SOURCE

Data format (short text version) :

  • The first byte is literal
  • The following bytes are bits indicating what is next, reading from the highest bit first.
  • If it's a bit set to 1, the next byte is literal
  • If it's a bit reset to 0, the next bits (and byte) are values for size and relative offset.
  • The size is encoded using Elias gamma format : 1 = 1, 010 = 2, 011 = 3, 00100 = 4, 00101 = 5, 00110 = 6, 00111 = 7, etc.
  • The offset is encoded first with bits marker telling which format size (1, 4, 8 or 12 bits) is the encoded offset then the value itself.
  • RLE marker is a sequence of 17 bits reset to 0 followed by 1 bit set to 1, the number of literals to copy is 27 more than the value of the following byte.
  • END marker is a sequence of 18 bits reset to 0.

 

Offset encoding details :

 

The offset is relative to where to write upcoming data; if the offset value is zero then what we have to write next is what we just wrote as the last byte. Because the size value can be one, meaning a match of a single byte found near, the encoded offset should not be encoded too big in order to save bits, denying relative offset value to be in 8 or 12 bits. For a match of only 2 bytes, a relative offset value in 12 bits doesn't provide any real saving. So here's a table explaining the way offsets are written in DAN1.

  • If the size value is 1, marker bit 0 means the offset is encoded in one bit, marker bit 1 means the offset value (minus 2) is encoded in 4 bits. 0 0 = offset of zero (last byte we just wrote), 0 1 (before the last byte we just wrote), 1 0000 ("before before" the last byte we just wrote), 1 0001, ..., 1 1111.
  • If the size value is 2, marker bit 1 means the offset value (minus 18) is encoded in a byte (8 bits), marker bits 01 means the offset value (minus 2) is encoded in 4 bits, and marker bits 00 means the offset value is encoded in 1 bit.
  • If the size value is greater than 2, marker bit 1 means the offset value (minus 274) is encoded in 4 bits and a byte (12 bits), marker bits 01 means the offset value (minus 18) is encoded in a byte (8 bits), marker bits 001 means the offset value (minus 2) is encoded in 4 bits, marker 000 means the offset value is encoded in 1 bit.

 

Download :

 

DAN1 (EXE, SRC, ASM) Beta version 20160715 : dan1-beta-20160715.zip

 

Older versions :

DAN1 (EXE file) Beta version 20160712 : dan1-beta-20160712.zip

DAN1 (EXE file) Beta version 20160710 (all-in-one tool) : dan1-beta-20160710.zip

DAN1 (EXE file) Beta version 20160704 (compression tool only) : dan1-beta-20160704.zip

DAN1 (EXE files) Alpha version 20160618 (limited to file size up to 512K) : dan1-alpha-20160618.zip

DAN1 (EXE files) Alpha version 20160604 (limited to file size up to 256K) : dan1.zip

 

Usage :

 

Compression (beta version)

ROWS
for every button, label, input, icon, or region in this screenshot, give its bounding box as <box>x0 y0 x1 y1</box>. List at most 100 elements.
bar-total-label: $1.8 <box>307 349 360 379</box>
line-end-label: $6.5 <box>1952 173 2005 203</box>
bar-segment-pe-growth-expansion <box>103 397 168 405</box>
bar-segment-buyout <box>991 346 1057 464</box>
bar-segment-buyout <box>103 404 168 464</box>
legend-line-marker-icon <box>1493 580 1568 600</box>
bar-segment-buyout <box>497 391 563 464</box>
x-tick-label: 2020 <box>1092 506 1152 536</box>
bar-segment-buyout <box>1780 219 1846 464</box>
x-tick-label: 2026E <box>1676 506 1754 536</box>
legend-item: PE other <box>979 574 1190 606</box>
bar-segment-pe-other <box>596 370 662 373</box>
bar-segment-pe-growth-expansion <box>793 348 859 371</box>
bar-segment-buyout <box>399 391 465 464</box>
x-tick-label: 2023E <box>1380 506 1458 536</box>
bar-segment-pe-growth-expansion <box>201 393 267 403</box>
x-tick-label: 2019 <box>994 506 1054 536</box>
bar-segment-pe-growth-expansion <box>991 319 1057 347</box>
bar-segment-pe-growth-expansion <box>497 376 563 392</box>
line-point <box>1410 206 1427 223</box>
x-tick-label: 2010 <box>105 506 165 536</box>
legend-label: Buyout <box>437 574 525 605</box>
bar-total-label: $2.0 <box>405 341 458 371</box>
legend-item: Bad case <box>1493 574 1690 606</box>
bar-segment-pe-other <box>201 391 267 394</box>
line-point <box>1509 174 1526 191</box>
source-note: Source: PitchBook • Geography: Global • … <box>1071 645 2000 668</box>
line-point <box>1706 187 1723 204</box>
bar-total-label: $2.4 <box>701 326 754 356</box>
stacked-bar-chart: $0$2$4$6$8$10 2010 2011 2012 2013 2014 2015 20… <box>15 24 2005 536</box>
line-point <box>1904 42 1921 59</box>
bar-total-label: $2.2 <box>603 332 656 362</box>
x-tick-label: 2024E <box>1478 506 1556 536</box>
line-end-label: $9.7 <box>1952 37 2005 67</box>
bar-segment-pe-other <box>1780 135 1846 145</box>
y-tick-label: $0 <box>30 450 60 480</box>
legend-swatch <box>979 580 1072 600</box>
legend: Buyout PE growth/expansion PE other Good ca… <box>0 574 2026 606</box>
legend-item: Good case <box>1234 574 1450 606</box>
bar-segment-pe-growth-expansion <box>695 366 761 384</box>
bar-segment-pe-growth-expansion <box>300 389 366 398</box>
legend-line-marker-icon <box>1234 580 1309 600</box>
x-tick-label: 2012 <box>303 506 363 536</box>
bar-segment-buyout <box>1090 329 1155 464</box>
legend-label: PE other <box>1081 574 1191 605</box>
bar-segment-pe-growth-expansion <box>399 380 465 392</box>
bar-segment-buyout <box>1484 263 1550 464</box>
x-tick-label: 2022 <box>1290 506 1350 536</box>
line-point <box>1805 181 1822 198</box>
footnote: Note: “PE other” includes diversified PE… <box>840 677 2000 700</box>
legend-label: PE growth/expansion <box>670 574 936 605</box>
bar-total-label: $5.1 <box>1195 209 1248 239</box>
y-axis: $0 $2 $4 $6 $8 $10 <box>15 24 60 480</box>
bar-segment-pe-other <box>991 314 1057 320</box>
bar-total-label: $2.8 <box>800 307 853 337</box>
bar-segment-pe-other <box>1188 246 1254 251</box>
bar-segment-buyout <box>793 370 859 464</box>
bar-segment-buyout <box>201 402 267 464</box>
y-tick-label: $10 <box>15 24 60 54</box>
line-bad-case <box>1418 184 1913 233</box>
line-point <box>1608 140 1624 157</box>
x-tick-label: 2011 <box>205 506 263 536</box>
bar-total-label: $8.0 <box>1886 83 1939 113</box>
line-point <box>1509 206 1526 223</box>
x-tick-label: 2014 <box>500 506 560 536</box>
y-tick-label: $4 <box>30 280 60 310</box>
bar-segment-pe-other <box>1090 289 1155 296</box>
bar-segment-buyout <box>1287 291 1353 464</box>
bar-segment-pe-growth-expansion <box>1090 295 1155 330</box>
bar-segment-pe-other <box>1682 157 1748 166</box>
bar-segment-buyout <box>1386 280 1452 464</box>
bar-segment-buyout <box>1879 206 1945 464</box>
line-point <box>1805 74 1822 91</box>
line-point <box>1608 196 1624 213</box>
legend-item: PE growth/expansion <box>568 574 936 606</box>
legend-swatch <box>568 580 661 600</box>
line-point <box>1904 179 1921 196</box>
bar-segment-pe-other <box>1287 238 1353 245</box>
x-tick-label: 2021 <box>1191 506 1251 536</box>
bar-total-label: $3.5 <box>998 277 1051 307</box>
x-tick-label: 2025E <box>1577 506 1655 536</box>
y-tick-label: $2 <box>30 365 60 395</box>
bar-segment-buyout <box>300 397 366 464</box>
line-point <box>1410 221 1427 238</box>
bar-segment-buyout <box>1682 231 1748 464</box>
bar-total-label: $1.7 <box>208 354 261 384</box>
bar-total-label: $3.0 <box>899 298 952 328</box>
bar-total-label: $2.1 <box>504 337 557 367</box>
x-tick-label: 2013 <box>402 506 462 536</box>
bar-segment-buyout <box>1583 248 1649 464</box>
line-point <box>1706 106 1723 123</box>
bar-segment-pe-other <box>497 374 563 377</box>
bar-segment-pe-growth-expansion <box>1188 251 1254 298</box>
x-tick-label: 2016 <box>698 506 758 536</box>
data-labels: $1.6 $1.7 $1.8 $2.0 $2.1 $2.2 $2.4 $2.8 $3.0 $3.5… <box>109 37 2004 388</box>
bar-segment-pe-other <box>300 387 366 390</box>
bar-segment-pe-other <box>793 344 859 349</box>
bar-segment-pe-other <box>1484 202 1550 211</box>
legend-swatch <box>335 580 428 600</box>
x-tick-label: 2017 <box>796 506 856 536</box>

AIM OF THE TASK
Reproduce verbatim the passage of the DAN1 format description starting at "Offset encoding details" and ending at "0001, ..., 1 1111.".

COMPLETE OUTPUT
Offset encoding details :

 

The offset is relative to where to write upcoming data; if the offset value is zero then what we have to write next is what we just wrote as the last byte. Because the size value can be one, meaning a match of a single byte found near, the encoded offset should not be encoded too big in order to save bits, denying relative offset value to be in 8 or 12 bits. For a match of only 2 bytes, a relative offset value in 12 bits doesn't provide any real saving. So here's a table explaining the way offsets are written in DAN1.

  • If the size value is 1, marker bit 0 means the offset is encoded in one bit, marker bit 1 means the offset value (minus 2) is encoded in 4 bits. 0 0 = offset of zero (last byte we just wrote), 0 1 (before the last byte we just wrote), 1 0000 ("before before" the last byte we just wrote), 1 0001, ..., 1 1111.